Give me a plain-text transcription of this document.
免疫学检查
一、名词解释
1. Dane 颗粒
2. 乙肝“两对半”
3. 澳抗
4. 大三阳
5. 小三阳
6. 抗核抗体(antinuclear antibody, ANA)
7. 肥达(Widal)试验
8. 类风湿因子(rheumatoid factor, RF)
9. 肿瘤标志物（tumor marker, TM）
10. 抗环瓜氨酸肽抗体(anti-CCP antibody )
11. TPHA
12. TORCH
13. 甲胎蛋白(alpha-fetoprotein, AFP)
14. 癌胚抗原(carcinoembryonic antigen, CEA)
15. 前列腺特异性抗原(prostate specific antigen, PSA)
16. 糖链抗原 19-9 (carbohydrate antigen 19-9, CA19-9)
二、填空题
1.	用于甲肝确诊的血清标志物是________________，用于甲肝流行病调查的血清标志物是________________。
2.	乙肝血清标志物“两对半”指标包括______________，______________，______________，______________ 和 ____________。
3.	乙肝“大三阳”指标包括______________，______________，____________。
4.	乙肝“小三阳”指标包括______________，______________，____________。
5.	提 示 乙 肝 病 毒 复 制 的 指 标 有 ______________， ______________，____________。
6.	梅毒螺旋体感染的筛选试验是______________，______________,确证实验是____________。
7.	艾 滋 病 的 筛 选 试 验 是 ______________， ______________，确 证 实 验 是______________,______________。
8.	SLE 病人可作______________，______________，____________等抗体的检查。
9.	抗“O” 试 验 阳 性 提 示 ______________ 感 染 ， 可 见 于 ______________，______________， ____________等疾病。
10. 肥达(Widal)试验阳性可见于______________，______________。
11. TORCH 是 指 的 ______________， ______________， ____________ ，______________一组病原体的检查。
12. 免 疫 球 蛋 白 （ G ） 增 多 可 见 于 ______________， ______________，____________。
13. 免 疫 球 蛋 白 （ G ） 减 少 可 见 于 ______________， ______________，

EXERCISE PROMPT >> The material above must be written out again in full, exactly.

THE ANSWER >>
Give me a plain-text transcription of this document.
免疫学检查
一、名词解释
1. Dane 颗粒
2. 乙肝“两对半”
3. 澳抗
4. 大三阳
5. 小三阳
6. 抗核抗体(antinuclear antibody, ANA)
7. 肥达(Widal)试验
8. 类风湿因子(rheumatoid factor, RF)
9. 肿瘤标志物（tumor marker, TM）
10. 抗环瓜氨酸肽抗体(anti-CCP antibody )
11. TPHA
12. TORCH
13. 甲胎蛋白(alpha-fetoprotein, AFP)
14. 癌胚抗原(carcinoembryonic antigen, CEA)
15. 前列腺特异性抗原(prostate specific antigen, PSA)
16. 糖链抗原 19-9 (carbohydrate antigen 19-9, CA19-9)
二、填空题
1.	用于甲肝确诊的血清标志物是________________，用于甲肝流行病调查的血清标志物是________________。
2.	乙肝血清标志物“两对半”指标包括______________，______________，______________，______________ 和 ____________。
3.	乙肝“大三阳”指标包括______________，______________，____________。
4.	乙肝“小三阳”指标包括______________，______________，____________。
5.	提 示 乙 肝 病 毒 复 制 的 指 标 有 ______________， ______________，____________。
6.	梅毒螺旋体感染的筛选试验是______________，______________,确证实验是____________。
7.	艾 滋 病 的 筛 选 试 验 是 ______________， ______________，确 证 实 验 是______________,______________。
8.	SLE 病人可作______________，______________，____________等抗体的检查。
9.	抗“O” 试 验 阳 性 提 示 ______________ 感 染 ， 可 见 于 ______________，______________， ____________等疾病。
10. 肥达(Widal)试验阳性可见于______________，______________。
11. TORCH 是 指 的 ______________， ______________， ____________ ，______________一组病原体的检查。
12. 免 疫 球 蛋 白 （ G ） 增 多 可 见 于 ______________， ______________，____________。
13. 免 疫 球 蛋 白 （ G ） 减 少 可 见 于 ______________， ______________，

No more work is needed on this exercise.